INSTRUCTIONS TO FOLLOW: The listing below is the input. Say how many of its lines contain "this", giving the number alone.

GIVEN INFORMATION:
────────────────────
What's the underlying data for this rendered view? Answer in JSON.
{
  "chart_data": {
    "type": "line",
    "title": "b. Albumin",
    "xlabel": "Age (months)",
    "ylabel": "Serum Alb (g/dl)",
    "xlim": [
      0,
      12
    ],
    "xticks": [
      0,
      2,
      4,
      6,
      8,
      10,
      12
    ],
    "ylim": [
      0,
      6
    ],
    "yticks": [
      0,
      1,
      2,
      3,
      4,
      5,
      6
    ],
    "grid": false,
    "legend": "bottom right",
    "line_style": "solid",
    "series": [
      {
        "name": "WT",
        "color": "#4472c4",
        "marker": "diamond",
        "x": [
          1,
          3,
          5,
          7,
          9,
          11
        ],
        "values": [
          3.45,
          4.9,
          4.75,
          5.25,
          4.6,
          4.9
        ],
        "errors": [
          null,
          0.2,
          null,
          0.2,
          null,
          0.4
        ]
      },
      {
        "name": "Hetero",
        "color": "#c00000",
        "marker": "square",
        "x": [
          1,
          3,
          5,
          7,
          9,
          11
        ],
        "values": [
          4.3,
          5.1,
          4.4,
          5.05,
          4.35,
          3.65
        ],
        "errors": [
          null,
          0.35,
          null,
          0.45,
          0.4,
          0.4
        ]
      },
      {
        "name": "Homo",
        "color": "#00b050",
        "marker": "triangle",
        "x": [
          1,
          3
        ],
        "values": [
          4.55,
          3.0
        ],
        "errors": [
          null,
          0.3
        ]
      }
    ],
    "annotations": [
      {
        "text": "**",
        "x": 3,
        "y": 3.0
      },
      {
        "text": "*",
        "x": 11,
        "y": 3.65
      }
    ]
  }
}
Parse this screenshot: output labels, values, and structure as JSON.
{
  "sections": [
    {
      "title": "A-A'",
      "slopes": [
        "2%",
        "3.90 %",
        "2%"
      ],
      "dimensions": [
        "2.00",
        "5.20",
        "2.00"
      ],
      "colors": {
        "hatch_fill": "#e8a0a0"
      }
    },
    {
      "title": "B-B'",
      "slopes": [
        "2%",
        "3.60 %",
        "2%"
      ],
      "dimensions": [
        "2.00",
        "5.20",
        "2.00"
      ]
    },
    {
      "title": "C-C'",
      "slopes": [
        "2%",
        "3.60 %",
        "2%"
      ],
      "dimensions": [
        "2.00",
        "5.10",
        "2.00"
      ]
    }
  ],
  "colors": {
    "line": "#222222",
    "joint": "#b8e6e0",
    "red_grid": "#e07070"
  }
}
────────────────────
WRITTEN RESPONSE: 2